▶ [The request]:
Keep the pictures out and restate every record exactly.

───── Stored rows

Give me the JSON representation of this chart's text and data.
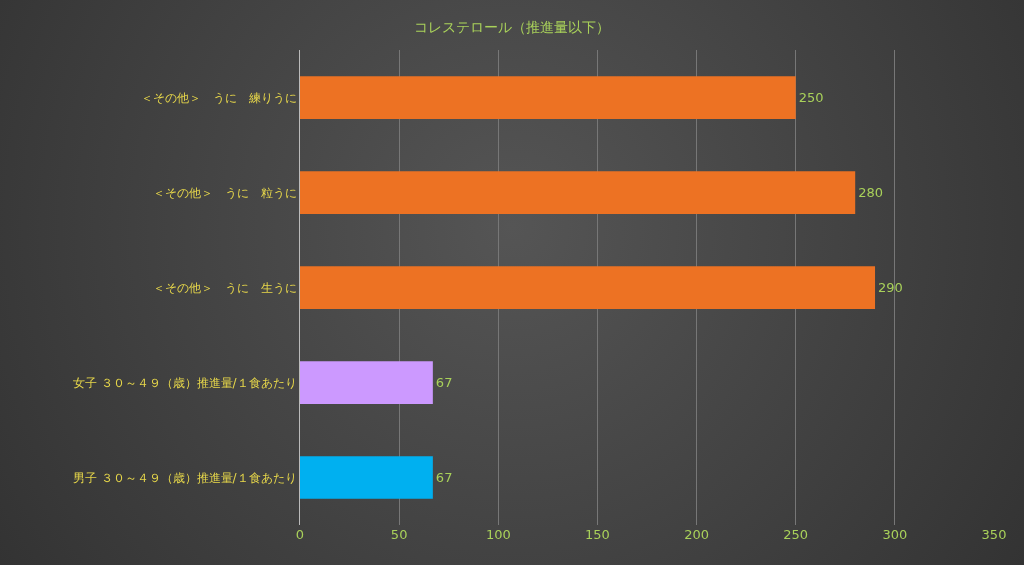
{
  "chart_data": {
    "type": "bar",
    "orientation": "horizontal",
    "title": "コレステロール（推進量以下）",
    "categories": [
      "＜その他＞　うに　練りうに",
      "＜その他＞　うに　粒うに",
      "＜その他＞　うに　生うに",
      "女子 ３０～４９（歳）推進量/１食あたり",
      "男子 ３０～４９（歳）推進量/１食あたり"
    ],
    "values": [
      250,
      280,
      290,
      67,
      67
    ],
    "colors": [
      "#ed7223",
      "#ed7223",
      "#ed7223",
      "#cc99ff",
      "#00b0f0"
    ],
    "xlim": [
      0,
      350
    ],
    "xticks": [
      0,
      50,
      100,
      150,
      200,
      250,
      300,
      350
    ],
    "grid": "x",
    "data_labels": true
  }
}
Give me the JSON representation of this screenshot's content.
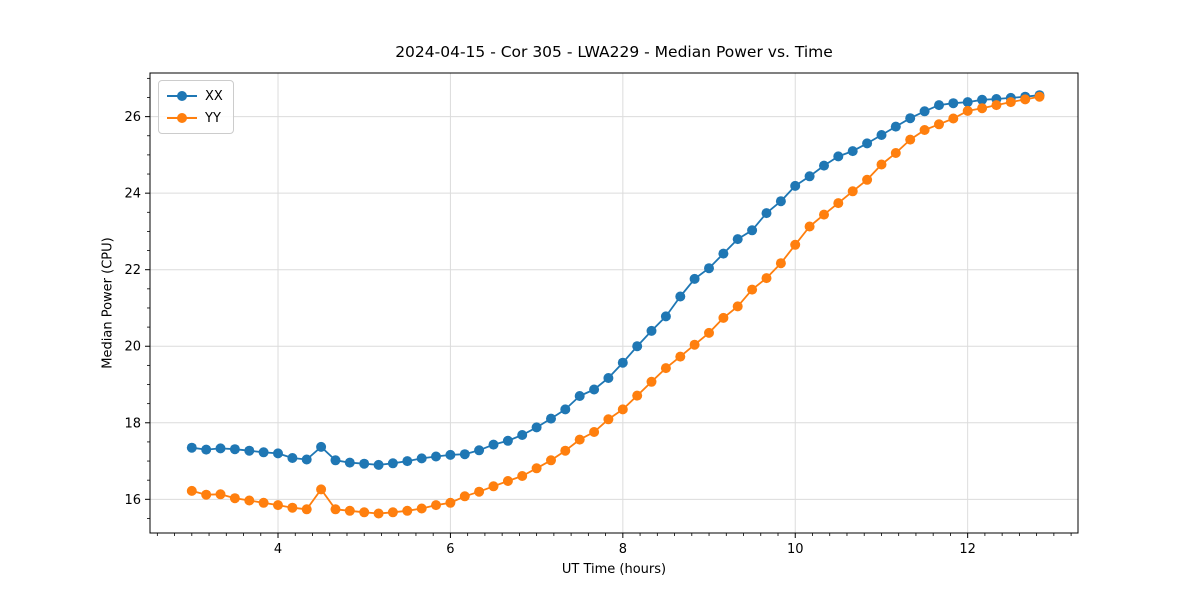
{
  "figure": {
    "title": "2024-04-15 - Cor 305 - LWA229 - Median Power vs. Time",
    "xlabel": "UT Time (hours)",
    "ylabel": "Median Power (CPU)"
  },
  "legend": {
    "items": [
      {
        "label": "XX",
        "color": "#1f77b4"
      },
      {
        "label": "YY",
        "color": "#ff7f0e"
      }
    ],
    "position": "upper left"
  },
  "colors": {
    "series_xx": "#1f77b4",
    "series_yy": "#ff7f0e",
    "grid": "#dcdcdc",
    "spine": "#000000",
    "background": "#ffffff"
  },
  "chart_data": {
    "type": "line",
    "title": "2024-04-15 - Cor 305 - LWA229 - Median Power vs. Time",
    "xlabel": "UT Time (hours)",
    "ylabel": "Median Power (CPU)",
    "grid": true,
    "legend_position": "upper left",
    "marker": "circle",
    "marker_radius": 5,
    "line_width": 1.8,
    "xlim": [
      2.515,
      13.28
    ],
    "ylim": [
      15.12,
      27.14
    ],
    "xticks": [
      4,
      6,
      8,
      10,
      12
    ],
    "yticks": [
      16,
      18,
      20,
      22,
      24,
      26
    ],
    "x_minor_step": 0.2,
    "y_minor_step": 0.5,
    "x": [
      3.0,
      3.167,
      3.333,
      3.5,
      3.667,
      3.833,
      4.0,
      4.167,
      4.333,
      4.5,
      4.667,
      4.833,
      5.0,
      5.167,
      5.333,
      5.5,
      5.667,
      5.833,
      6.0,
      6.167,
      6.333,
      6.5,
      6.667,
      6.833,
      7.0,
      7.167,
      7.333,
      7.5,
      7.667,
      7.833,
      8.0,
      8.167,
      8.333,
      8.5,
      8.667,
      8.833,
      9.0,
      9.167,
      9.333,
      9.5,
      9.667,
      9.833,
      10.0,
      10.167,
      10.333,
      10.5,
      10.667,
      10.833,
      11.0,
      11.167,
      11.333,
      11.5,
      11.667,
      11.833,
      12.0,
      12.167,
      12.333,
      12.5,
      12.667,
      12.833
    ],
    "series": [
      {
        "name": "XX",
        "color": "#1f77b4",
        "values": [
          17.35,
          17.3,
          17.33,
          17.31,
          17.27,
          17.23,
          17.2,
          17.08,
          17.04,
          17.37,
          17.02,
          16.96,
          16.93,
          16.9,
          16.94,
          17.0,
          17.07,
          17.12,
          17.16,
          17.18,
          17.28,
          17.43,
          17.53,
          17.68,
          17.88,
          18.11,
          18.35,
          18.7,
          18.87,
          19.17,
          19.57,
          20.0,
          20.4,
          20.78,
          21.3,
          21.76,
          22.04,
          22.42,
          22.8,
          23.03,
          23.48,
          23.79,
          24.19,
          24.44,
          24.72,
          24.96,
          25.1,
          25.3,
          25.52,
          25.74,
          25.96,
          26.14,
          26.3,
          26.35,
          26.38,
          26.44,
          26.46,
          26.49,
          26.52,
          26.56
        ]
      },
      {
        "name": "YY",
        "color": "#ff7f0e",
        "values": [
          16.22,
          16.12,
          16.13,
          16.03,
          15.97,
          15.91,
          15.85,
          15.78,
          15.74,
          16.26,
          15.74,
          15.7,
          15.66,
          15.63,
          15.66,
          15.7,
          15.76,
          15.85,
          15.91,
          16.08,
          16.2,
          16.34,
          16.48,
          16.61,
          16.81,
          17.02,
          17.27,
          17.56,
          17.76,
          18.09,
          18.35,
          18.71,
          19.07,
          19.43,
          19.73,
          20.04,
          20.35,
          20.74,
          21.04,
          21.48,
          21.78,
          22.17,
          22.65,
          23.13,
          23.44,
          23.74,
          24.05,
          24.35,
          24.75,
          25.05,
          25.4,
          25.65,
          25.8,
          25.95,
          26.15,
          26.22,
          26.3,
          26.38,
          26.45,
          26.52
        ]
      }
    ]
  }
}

──────────

▶ [The solution]:
Give me the JSON representation of this chart's text and data.
{
  "chart_data": {
    "type": "bar",
    "orientation": "horizontal",
    "title": "コレステロール（推進量以下）",
    "categories": [
      "＜その他＞　うに　練りうに",
      "＜その他＞　うに　粒うに",
      "＜その他＞　うに　生うに",
      "女子 ３０～４９（歳）推進量/１食あたり",
      "男子 ３０～４９（歳）推進量/１食あたり"
    ],
    "values": [
      250,
      280,
      290,
      67,
      67
    ],
    "colors": [
      "#ed7223",
      "#ed7223",
      "#ed7223",
      "#cc99ff",
      "#00b0f0"
    ],
    "xlim": [
      0,
      350
    ],
    "xticks": [
      0,
      50,
      100,
      150,
      200,
      250,
      300,
      350
    ],
    "grid": "x",
    "data_labels": true
  }
}
Give me the JSON representation of this screenshot's content.
{
  "figure": {
    "title": "2024-04-15 - Cor 305 - LWA229 - Median Power vs. Time",
    "xlabel": "UT Time (hours)",
    "ylabel": "Median Power (CPU)"
  },
  "legend": {
    "items": [
      {
        "label": "XX",
        "color": "#1f77b4"
      },
      {
        "label": "YY",
        "color": "#ff7f0e"
      }
    ],
    "position": "upper left"
  },
  "colors": {
    "series_xx": "#1f77b4",
    "series_yy": "#ff7f0e",
    "grid": "#dcdcdc",
    "spine": "#000000",
    "background": "#ffffff"
  },
  "chart_data": {
    "type": "line",
    "title": "2024-04-15 - Cor 305 - LWA229 - Median Power vs. Time",
    "xlabel": "UT Time (hours)",
    "ylabel": "Median Power (CPU)",
    "grid": true,
    "legend_position": "upper left",
    "marker": "circle",
    "marker_radius": 5,
    "line_width": 1.8,
    "xlim": [
      2.515,
      13.28
    ],
    "ylim": [
      15.12,
      27.14
    ],
    "xticks": [
      4,
      6,
      8,
      10,
      12
    ],
    "yticks": [
      16,
      18,
      20,
      22,
      24,
      26
    ],
    "x_minor_step": 0.2,
    "y_minor_step": 0.5,
    "x": [
      3.0,
      3.167,
      3.333,
      3.5,
      3.667,
      3.833,
      4.0,
      4.167,
      4.333,
      4.5,
      4.667,
      4.833,
      5.0,
      5.167,
      5.333,
      5.5,
      5.667,
      5.833,
      6.0,
      6.167,
      6.333,
      6.5,
      6.667,
      6.833,
      7.0,
      7.167,
      7.333,
      7.5,
      7.667,
      7.833,
      8.0,
      8.167,
      8.333,
      8.5,
      8.667,
      8.833,
      9.0,
      9.167,
      9.333,
      9.5,
      9.667,
      9.833,
      10.0,
      10.167,
      10.333,
      10.5,
      10.667,
      10.833,
      11.0,
      11.167,
      11.333,
      11.5,
      11.667,
      11.833,
      12.0,
      12.167,
      12.333,
      12.5,
      12.667,
      12.833
    ],
    "series": [
      {
        "name": "XX",
        "color": "#1f77b4",
        "values": [
          17.35,
          17.3,
          17.33,
          17.31,
          17.27,
          17.23,
          17.2,
          17.08,
          17.04,
          17.37,
          17.02,
          16.96,
          16.93,
          16.9,
          16.94,
          17.0,
          17.07,
          17.12,
          17.16,
          17.18,
          17.28,
          17.43,
          17.53,
          17.68,
          17.88,
          18.11,
          18.35,
          18.7,
          18.87,
          19.17,
          19.57,
          20.0,
          20.4,
          20.78,
          21.3,
          21.76,
          22.04,
          22.42,
          22.8,
          23.03,
          23.48,
          23.79,
          24.19,
          24.44,
          24.72,
          24.96,
          25.1,
          25.3,
          25.52,
          25.74,
          25.96,
          26.14,
          26.3,
          26.35,
          26.38,
          26.44,
          26.46,
          26.49,
          26.52,
          26.56
        ]
      },
      {
        "name": "YY",
        "color": "#ff7f0e",
        "values": [
          16.22,
          16.12,
          16.13,
          16.03,
          15.97,
          15.91,
          15.85,
          15.78,
          15.74,
          16.26,
          15.74,
          15.7,
          15.66,
          15.63,
          15.66,
          15.7,
          15.76,
          15.85,
          15.91,
          16.08,
          16.2,
          16.34,
          16.48,
          16.61,
          16.81,
          17.02,
          17.27,
          17.56,
          17.76,
          18.09,
          18.35,
          18.71,
          19.07,
          19.43,
          19.73,
          20.04,
          20.35,
          20.74,
          21.04,
          21.48,
          21.78,
          22.17,
          22.65,
          23.13,
          23.44,
          23.74,
          24.05,
          24.35,
          24.75,
          25.05,
          25.4,
          25.65,
          25.8,
          25.95,
          26.15,
          26.22,
          26.3,
          26.38,
          26.45,
          26.52
        ]
      }
    ]
  }
}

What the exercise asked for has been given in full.